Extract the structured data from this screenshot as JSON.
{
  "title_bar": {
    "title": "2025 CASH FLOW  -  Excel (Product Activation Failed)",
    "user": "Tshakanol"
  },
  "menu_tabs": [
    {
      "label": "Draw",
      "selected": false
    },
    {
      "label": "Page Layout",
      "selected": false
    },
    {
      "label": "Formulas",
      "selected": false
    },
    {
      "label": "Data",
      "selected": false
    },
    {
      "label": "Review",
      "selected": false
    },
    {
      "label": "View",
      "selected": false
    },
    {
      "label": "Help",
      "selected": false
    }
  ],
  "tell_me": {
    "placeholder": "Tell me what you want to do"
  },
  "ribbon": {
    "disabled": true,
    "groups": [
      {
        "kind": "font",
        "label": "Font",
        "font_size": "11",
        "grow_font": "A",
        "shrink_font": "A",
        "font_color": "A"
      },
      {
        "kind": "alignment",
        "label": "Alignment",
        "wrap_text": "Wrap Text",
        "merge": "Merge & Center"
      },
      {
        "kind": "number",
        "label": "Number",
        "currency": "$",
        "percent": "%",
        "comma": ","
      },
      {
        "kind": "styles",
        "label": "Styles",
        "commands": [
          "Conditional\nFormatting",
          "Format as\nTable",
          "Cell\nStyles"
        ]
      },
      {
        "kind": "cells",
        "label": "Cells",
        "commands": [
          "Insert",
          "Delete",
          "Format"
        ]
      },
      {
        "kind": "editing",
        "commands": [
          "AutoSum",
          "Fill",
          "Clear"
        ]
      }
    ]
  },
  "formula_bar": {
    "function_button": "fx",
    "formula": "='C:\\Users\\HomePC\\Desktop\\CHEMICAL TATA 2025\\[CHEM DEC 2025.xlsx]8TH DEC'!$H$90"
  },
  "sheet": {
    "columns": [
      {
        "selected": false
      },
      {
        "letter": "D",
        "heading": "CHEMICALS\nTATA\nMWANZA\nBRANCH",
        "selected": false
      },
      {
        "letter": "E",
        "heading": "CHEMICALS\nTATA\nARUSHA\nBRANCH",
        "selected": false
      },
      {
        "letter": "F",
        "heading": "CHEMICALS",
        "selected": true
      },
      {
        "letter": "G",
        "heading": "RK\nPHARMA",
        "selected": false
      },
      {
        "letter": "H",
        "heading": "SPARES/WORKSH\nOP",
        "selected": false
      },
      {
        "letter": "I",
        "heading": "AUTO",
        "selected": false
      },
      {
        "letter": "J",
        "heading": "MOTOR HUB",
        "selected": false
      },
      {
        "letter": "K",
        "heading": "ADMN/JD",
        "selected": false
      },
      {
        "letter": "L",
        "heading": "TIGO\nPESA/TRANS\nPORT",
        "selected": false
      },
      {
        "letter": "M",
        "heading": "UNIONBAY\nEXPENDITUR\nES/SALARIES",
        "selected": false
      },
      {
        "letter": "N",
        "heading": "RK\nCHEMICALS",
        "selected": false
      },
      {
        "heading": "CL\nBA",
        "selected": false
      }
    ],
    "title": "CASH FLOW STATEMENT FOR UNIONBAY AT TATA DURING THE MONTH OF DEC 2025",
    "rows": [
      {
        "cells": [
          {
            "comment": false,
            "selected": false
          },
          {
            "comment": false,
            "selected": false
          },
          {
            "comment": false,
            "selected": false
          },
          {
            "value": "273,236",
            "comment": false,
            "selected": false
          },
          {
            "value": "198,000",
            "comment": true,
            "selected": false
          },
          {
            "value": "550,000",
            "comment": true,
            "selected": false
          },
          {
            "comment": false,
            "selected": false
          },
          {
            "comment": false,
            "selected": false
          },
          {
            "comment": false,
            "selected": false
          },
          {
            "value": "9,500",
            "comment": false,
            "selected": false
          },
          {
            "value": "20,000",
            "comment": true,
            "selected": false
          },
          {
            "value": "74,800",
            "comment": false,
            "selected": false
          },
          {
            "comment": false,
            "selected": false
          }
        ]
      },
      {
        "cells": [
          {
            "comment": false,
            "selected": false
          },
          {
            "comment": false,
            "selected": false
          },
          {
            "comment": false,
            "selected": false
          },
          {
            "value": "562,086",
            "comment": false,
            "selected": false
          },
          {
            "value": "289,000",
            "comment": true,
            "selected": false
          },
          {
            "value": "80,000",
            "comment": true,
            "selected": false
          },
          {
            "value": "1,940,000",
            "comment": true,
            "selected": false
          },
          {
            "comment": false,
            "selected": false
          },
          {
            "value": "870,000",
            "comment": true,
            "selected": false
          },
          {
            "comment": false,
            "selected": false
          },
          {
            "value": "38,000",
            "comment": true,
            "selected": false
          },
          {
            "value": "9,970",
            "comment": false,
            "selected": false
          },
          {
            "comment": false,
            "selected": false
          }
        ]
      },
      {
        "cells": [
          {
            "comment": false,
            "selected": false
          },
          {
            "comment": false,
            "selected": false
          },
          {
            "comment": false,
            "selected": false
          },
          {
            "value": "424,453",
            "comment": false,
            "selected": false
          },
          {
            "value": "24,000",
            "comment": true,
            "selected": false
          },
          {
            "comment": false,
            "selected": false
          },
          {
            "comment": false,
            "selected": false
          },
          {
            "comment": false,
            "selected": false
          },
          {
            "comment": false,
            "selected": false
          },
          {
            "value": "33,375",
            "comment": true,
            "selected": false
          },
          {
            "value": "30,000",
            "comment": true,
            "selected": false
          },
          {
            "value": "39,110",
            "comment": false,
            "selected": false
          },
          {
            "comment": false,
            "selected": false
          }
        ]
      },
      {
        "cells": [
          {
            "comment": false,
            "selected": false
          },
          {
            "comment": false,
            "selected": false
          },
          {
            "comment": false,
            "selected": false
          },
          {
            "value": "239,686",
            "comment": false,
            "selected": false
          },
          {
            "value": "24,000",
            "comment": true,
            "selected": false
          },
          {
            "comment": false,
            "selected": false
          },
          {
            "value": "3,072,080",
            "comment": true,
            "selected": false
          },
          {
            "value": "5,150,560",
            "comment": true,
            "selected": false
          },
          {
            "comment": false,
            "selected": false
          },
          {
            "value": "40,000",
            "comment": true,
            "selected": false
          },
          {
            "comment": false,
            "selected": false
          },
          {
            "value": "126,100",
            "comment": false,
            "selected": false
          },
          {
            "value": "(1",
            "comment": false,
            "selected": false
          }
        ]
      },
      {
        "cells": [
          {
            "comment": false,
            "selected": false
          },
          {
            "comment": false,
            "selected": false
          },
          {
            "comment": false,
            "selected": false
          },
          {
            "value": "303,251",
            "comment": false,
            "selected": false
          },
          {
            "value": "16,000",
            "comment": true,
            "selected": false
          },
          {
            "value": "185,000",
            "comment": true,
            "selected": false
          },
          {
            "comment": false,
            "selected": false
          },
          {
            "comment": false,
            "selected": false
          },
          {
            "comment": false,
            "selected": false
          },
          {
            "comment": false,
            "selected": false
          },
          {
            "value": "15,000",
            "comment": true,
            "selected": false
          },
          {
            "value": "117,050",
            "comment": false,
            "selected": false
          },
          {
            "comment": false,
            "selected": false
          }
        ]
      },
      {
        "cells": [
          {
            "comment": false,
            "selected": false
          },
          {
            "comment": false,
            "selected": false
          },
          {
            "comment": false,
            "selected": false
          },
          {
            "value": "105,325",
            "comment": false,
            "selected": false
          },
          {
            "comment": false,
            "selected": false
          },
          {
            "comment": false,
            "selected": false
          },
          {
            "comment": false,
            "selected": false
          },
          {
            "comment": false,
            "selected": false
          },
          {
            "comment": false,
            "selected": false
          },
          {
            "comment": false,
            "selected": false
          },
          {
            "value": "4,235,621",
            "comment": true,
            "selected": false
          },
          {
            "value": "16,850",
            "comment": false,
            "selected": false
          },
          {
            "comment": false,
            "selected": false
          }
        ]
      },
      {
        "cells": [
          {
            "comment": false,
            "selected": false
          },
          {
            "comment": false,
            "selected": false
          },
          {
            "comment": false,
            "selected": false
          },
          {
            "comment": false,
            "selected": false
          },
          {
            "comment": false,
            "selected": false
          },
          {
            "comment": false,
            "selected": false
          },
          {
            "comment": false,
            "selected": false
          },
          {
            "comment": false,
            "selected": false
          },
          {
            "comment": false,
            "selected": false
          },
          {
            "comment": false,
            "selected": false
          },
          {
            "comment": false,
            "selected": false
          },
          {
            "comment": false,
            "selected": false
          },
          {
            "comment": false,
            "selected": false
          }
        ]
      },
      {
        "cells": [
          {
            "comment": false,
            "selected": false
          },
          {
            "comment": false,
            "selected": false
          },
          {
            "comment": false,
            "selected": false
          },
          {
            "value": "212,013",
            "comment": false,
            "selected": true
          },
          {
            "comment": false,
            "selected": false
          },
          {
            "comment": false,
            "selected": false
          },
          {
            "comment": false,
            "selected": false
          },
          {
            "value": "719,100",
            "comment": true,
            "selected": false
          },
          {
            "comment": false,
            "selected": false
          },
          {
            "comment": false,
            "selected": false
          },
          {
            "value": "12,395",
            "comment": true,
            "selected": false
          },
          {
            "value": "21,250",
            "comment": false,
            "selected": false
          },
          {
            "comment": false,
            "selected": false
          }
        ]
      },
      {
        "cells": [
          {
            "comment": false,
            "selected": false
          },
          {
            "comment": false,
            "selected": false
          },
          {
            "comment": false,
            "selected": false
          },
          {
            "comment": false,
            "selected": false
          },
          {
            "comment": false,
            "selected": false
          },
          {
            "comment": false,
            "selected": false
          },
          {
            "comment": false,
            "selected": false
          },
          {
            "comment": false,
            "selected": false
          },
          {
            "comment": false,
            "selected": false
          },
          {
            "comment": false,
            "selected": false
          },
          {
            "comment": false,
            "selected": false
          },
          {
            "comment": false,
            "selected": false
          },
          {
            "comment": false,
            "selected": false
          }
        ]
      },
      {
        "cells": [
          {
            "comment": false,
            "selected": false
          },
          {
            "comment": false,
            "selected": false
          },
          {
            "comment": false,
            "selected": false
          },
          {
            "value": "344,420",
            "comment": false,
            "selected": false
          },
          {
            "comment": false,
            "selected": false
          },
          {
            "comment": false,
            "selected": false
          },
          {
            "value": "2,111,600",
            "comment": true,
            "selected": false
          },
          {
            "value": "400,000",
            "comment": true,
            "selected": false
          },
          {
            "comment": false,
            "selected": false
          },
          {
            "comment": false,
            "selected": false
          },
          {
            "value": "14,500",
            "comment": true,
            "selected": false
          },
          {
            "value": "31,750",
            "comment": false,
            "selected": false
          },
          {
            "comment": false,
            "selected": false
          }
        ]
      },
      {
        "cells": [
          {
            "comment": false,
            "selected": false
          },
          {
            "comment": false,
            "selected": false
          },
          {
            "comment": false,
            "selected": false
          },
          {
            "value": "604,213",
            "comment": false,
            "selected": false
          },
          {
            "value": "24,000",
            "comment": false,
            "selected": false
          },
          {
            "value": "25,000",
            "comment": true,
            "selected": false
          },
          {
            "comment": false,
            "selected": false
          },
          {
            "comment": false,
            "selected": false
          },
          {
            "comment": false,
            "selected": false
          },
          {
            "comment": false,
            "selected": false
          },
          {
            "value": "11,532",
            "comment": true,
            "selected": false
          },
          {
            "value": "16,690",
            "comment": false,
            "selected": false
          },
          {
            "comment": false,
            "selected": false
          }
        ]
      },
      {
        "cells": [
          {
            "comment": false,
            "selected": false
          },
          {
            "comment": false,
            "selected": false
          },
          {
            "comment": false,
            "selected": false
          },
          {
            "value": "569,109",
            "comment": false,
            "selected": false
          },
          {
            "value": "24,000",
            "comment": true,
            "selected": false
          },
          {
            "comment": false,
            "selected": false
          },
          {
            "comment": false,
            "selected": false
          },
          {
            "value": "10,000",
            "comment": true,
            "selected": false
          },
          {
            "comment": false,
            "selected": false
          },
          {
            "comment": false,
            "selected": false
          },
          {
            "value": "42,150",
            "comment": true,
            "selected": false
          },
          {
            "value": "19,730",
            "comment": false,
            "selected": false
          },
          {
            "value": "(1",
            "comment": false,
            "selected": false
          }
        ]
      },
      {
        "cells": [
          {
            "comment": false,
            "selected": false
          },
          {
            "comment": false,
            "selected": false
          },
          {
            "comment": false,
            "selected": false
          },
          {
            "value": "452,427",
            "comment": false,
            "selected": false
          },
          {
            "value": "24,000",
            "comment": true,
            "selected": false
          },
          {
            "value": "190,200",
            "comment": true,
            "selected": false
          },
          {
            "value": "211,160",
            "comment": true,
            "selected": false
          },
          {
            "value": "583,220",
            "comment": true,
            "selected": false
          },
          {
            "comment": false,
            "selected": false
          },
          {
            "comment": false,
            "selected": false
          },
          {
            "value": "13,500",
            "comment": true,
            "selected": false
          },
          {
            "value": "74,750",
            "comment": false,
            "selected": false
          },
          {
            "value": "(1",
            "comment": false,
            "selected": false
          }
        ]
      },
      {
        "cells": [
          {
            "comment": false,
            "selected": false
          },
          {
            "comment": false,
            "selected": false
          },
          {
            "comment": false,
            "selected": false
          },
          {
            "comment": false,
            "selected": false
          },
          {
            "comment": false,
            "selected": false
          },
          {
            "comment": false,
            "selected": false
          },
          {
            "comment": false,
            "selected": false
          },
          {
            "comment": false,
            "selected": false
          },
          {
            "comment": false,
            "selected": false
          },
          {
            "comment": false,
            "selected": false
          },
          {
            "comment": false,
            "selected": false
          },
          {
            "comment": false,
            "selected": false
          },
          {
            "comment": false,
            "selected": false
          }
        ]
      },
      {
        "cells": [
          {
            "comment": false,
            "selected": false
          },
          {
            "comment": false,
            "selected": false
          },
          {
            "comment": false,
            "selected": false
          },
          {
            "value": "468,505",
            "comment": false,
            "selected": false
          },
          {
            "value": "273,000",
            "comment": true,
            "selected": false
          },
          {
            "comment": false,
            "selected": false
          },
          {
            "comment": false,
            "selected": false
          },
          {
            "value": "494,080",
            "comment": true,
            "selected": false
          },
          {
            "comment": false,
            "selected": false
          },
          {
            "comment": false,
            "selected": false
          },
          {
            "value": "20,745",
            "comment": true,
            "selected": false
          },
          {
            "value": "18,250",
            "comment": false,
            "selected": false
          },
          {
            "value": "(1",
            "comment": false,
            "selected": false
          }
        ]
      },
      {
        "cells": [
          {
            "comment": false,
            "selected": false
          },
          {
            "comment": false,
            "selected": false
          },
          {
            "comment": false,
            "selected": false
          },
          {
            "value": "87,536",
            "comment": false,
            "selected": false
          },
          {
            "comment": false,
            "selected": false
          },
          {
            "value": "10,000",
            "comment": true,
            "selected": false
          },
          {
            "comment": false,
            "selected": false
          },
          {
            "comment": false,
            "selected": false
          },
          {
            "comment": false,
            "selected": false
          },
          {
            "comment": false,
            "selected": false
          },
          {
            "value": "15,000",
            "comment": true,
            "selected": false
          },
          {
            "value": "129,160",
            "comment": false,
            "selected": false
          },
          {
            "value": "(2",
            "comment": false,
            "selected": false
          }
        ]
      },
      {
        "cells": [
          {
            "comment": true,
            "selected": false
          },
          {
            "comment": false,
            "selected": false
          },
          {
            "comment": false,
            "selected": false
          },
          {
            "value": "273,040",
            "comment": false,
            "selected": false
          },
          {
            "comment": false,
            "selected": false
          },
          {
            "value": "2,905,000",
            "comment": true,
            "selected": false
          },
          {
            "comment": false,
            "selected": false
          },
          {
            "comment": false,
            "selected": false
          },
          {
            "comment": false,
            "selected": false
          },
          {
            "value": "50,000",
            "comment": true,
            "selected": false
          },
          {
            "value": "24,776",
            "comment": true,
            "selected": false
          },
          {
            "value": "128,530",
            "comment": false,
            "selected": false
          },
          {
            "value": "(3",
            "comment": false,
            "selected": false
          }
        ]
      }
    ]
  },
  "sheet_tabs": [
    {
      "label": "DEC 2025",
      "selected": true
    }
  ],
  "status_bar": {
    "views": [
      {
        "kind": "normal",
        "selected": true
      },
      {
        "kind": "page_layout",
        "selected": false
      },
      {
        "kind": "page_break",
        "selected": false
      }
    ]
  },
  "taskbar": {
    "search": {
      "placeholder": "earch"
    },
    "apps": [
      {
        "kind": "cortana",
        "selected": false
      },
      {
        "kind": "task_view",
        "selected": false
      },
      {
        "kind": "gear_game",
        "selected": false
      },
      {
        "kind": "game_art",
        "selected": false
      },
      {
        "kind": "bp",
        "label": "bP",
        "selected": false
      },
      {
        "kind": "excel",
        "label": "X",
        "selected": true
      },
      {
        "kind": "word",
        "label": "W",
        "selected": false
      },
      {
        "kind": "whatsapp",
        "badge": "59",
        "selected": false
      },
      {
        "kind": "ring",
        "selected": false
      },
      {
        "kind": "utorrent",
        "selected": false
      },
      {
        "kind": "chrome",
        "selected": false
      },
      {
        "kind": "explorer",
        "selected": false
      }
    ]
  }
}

————————

Job: Scan the lines above for "heading", then copy every one that has it.

Task output:
        "heading": "CHEMICALS\nTATA\nMWANZA\nBRANCH",
        "heading": "CHEMICALS\nTATA\nARUSHA\nBRANCH",
        "heading": "CHEMICALS",
        "heading": "RK\nPHARMA",
        "heading": "SPARES/WORKSH\nOP",
        "heading": "AUTO",
        "heading": "MOTOR HUB",
        "heading": "ADMN/JD",
        "heading": "TIGO\nPESA/TRANS\nPORT",
        "heading": "UNIONBAY\nEXPENDITUR\nES/SALARIES",
        "heading": "RK\nCHEMICALS",
        "heading": "CL\nBA",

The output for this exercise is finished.